OBJECTIVE:
All lines in which the word "icon" occurs are to be extracted.

(Data items)
☆ ☆ ☆

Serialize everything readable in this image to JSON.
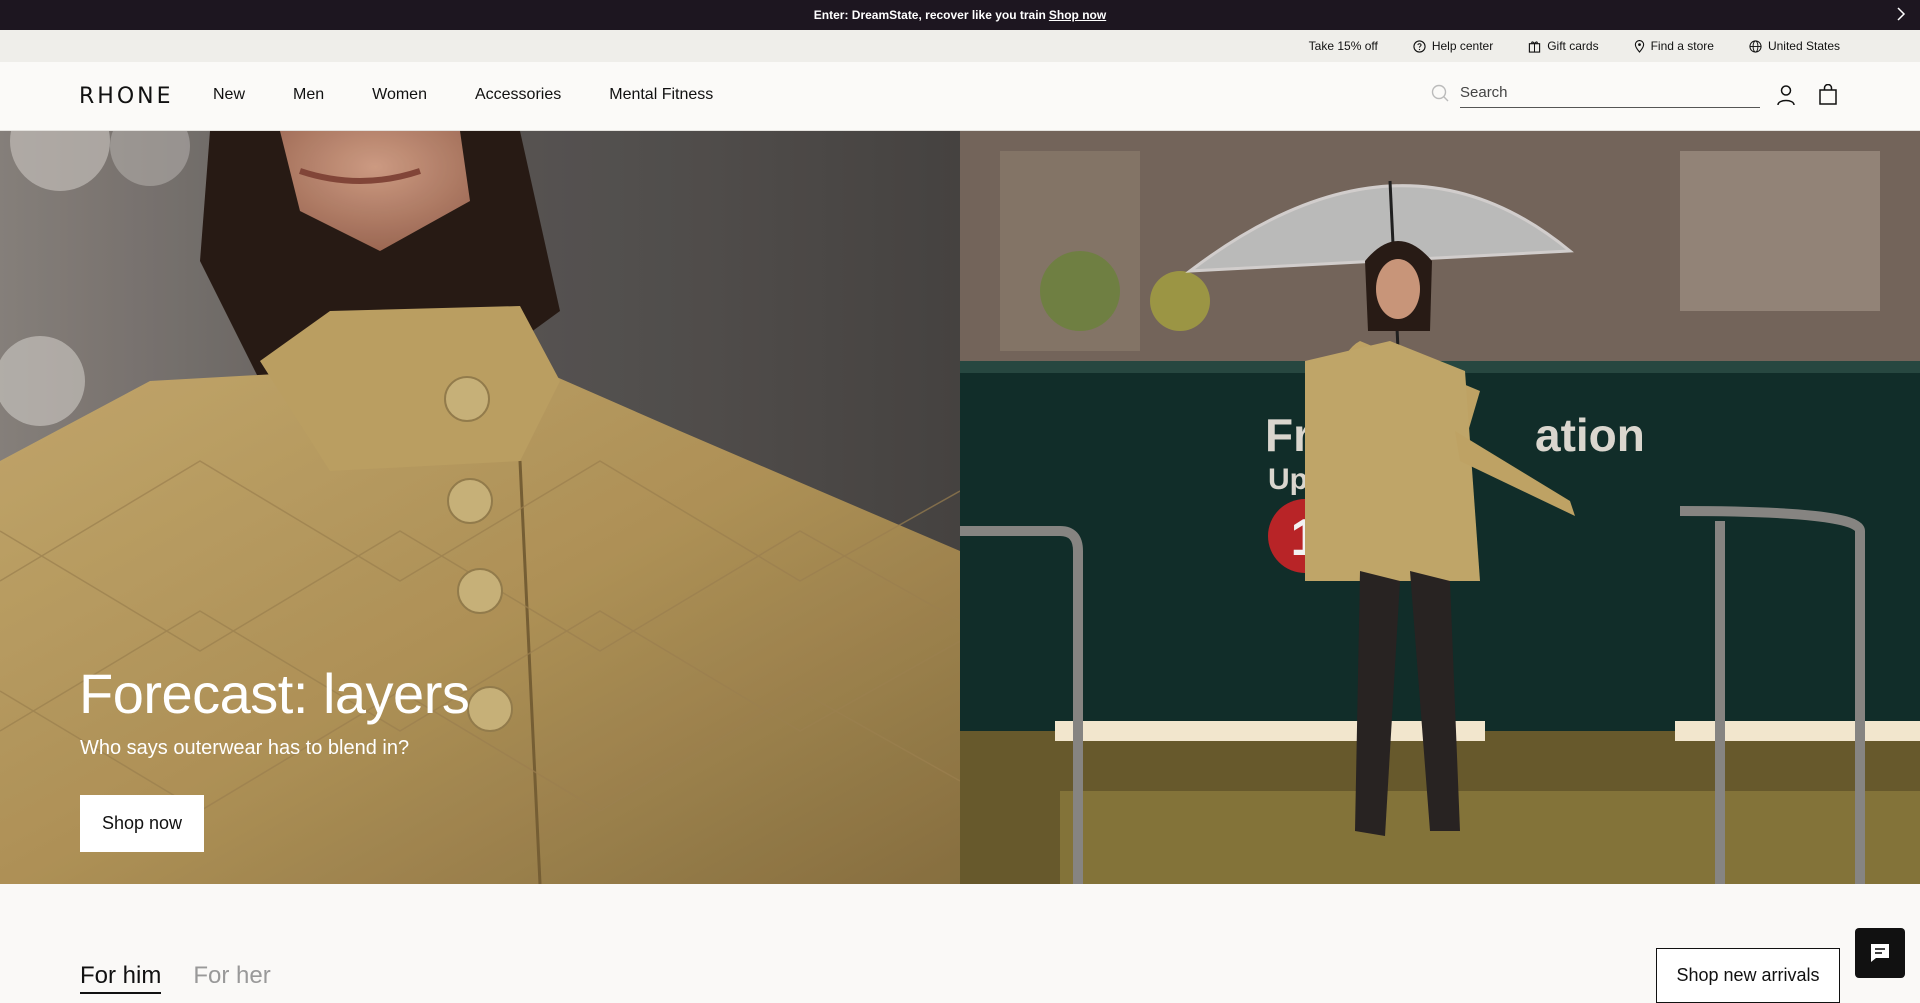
{
  "announcement": {
    "text": "Enter: DreamState, recover like you train",
    "link": "Shop now"
  },
  "utility": {
    "items": [
      {
        "label": "Take 15% off"
      },
      {
        "label": "Help center",
        "icon": "help-circle-icon"
      },
      {
        "label": "Gift cards",
        "icon": "gift-icon"
      },
      {
        "label": "Find a store",
        "icon": "map-pin-icon"
      },
      {
        "label": "United States",
        "icon": "globe-icon"
      }
    ]
  },
  "nav": {
    "logo": "RHONE",
    "menu": [
      "New",
      "Men",
      "Women",
      "Accessories",
      "Mental Fitness"
    ],
    "search_placeholder": "Search"
  },
  "hero": {
    "title": "Forecast: layers",
    "subtitle": "Who says outerwear has to blend in?",
    "button": "Shop now",
    "sign_line1": "Frank",
    "sign_line1b": "ation",
    "sign_line2": "Uptown",
    "sign_number": "1"
  },
  "section": {
    "tabs": [
      "For him",
      "For her"
    ],
    "cta": "Shop new arrivals"
  },
  "colors": {
    "announce_bg": "#1d1620",
    "utility_bg": "#efeeea",
    "jacket": "#c9ab6a"
  }
}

☆ ☆ ☆

THE ANSWER:
        "icon": "help-circle-icon"
        "icon": "gift-icon"
        "icon": "map-pin-icon"
        "icon": "globe-icon"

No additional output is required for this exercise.